▶ _RECORDS SHOWN_:
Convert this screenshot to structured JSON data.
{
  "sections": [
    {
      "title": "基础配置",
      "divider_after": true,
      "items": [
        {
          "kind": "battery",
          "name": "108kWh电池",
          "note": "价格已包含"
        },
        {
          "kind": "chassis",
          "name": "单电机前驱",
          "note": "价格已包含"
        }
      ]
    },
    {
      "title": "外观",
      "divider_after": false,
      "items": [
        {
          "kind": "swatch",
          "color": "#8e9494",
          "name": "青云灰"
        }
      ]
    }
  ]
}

* * *

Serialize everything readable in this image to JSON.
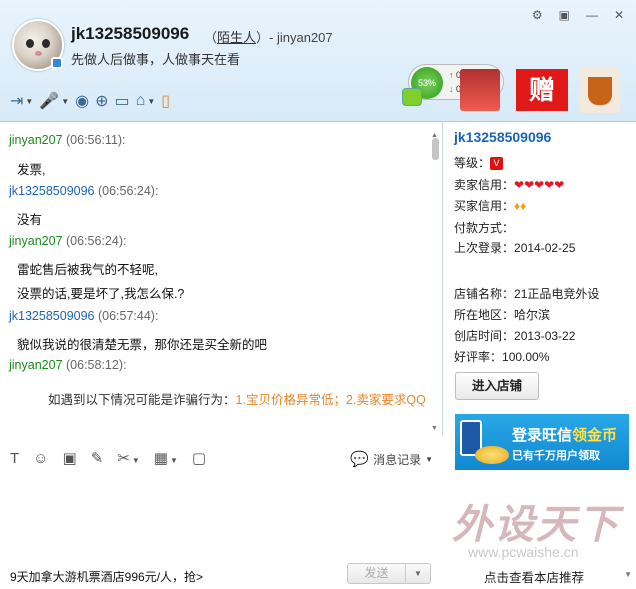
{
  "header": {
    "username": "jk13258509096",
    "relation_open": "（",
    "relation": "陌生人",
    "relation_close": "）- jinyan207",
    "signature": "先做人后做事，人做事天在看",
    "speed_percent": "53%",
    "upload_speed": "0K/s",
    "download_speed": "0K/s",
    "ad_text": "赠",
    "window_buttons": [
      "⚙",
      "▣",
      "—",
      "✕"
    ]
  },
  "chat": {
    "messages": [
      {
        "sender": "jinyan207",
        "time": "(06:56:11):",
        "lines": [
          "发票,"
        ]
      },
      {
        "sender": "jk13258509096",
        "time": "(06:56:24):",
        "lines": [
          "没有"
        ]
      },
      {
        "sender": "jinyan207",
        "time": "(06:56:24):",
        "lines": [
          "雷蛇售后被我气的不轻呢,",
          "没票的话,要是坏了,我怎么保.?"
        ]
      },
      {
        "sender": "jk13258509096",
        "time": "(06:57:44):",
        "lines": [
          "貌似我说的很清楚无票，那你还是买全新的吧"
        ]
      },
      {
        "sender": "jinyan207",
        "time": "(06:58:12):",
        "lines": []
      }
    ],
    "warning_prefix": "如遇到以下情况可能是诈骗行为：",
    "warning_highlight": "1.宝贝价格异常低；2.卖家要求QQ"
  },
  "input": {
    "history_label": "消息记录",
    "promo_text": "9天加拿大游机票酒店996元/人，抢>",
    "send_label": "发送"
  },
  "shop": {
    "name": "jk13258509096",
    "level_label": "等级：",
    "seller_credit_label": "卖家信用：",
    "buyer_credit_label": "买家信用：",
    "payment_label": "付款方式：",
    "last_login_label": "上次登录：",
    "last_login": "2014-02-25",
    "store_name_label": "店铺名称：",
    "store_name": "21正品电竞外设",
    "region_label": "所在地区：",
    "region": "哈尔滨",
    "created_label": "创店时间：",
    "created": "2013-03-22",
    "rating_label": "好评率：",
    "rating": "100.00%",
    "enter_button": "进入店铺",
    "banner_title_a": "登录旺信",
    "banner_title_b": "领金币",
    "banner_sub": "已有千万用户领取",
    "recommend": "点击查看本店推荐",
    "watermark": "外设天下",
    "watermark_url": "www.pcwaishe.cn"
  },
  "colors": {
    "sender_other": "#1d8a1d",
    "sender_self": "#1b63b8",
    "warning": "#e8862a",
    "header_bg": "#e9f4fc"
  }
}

* * *

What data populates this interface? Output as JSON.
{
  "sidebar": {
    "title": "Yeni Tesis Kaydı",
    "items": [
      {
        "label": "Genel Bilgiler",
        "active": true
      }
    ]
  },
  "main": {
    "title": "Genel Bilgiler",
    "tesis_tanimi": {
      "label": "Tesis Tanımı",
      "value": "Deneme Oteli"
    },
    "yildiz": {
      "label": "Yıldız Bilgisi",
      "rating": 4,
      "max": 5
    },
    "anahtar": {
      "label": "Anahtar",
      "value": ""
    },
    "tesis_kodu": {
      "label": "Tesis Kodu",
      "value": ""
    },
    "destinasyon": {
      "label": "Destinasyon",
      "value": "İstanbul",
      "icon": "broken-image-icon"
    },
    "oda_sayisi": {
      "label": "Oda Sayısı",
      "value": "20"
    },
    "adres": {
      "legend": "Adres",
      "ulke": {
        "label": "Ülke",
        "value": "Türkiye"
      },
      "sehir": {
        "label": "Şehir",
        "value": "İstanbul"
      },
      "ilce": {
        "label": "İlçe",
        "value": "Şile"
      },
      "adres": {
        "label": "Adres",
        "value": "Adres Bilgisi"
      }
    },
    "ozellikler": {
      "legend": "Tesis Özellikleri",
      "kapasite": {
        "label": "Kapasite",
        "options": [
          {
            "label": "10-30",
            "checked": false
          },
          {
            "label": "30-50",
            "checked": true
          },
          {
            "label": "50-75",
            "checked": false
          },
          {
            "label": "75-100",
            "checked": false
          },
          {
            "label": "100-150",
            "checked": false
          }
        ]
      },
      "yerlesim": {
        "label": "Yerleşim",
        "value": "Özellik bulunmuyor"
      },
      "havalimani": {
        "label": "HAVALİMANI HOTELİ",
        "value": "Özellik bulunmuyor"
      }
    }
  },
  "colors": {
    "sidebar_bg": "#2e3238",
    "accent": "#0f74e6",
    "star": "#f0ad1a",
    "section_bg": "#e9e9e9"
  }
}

▶ _DO THIS_: Wherever "legend" shows up in a line, copy that line.

▶ _EXERCISE OUTPUT_:
      "legend": "Adres",
      "legend": "Tesis Özellikleri",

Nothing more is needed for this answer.